* [Aim] Rewrite the lines below, substituting "shoreline" for every occurrence of "coastline" and leaving all other text unchanged.

Layout annotation entries:
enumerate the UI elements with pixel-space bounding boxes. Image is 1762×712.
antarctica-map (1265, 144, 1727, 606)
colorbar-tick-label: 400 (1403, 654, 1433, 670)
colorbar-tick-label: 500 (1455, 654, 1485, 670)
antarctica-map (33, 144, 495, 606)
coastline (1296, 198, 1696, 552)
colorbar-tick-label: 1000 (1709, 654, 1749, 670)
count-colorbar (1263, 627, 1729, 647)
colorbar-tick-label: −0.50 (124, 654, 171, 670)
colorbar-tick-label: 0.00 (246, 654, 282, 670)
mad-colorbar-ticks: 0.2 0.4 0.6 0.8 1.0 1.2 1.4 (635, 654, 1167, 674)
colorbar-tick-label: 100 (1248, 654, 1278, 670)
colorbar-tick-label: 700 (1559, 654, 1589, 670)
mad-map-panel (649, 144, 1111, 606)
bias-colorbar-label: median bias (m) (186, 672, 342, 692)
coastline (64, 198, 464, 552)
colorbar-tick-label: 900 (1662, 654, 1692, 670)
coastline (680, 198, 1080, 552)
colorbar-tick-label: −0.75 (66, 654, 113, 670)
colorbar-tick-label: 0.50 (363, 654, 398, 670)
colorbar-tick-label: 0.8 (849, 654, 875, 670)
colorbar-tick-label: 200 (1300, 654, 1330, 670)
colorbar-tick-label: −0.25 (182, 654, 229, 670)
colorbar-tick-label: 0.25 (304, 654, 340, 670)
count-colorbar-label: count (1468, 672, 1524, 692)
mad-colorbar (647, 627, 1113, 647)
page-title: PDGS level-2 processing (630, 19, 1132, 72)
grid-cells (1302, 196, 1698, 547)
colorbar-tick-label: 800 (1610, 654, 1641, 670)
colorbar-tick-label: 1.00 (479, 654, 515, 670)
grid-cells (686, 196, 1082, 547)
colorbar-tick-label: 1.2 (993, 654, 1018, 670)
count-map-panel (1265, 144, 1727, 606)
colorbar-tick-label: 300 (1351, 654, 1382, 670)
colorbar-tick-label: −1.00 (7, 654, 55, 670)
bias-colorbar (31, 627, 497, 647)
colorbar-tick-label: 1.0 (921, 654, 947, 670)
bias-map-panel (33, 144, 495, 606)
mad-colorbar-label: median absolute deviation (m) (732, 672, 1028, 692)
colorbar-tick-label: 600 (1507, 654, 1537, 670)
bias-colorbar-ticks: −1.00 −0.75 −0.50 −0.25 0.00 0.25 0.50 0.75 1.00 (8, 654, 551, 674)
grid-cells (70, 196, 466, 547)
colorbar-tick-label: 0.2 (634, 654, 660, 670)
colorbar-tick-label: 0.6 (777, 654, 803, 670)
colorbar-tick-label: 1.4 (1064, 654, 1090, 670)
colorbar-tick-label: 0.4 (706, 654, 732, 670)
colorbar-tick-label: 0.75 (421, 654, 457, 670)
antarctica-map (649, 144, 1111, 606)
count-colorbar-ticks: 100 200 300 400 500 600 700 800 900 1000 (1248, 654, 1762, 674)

* [Problem solution]
enumerate the UI elements with pixel-space bounding boxes. Image is 1762×712.
antarctica-map (1265, 144, 1727, 606)
colorbar-tick-label: 400 (1403, 654, 1433, 670)
colorbar-tick-label: 500 (1455, 654, 1485, 670)
antarctica-map (33, 144, 495, 606)
shoreline (1296, 198, 1696, 552)
colorbar-tick-label: 1000 (1709, 654, 1749, 670)
count-colorbar (1263, 627, 1729, 647)
colorbar-tick-label: −0.50 (124, 654, 171, 670)
colorbar-tick-label: 0.00 (246, 654, 282, 670)
mad-colorbar-ticks: 0.2 0.4 0.6 0.8 1.0 1.2 1.4 (635, 654, 1167, 674)
colorbar-tick-label: 100 (1248, 654, 1278, 670)
colorbar-tick-label: 700 (1559, 654, 1589, 670)
mad-map-panel (649, 144, 1111, 606)
bias-colorbar-label: median bias (m) (186, 672, 342, 692)
shoreline (64, 198, 464, 552)
colorbar-tick-label: 900 (1662, 654, 1692, 670)
shoreline (680, 198, 1080, 552)
colorbar-tick-label: −0.75 (66, 654, 113, 670)
colorbar-tick-label: 0.50 (363, 654, 398, 670)
colorbar-tick-label: 0.8 (849, 654, 875, 670)
colorbar-tick-label: 200 (1300, 654, 1330, 670)
colorbar-tick-label: −0.25 (182, 654, 229, 670)
colorbar-tick-label: 0.25 (304, 654, 340, 670)
count-colorbar-label: count (1468, 672, 1524, 692)
mad-colorbar (647, 627, 1113, 647)
page-title: PDGS level-2 processing (630, 19, 1132, 72)
grid-cells (1302, 196, 1698, 547)
colorbar-tick-label: 800 (1610, 654, 1641, 670)
colorbar-tick-label: 1.00 (479, 654, 515, 670)
grid-cells (686, 196, 1082, 547)
colorbar-tick-label: 1.2 (993, 654, 1018, 670)
count-map-panel (1265, 144, 1727, 606)
colorbar-tick-label: 300 (1351, 654, 1382, 670)
colorbar-tick-label: −1.00 (7, 654, 55, 670)
bias-colorbar (31, 627, 497, 647)
colorbar-tick-label: 1.0 (921, 654, 947, 670)
bias-map-panel (33, 144, 495, 606)
mad-colorbar-label: median absolute deviation (m) (732, 672, 1028, 692)
colorbar-tick-label: 600 (1507, 654, 1537, 670)
bias-colorbar-ticks: −1.00 −0.75 −0.50 −0.25 0.00 0.25 0.50 0.75 1.00 (8, 654, 551, 674)
grid-cells (70, 196, 466, 547)
colorbar-tick-label: 0.2 (634, 654, 660, 670)
colorbar-tick-label: 0.6 (777, 654, 803, 670)
colorbar-tick-label: 1.4 (1064, 654, 1090, 670)
colorbar-tick-label: 0.4 (706, 654, 732, 670)
colorbar-tick-label: 0.75 (421, 654, 457, 670)
antarctica-map (649, 144, 1111, 606)
count-colorbar-ticks: 100 200 300 400 500 600 700 800 900 1000 (1248, 654, 1762, 674)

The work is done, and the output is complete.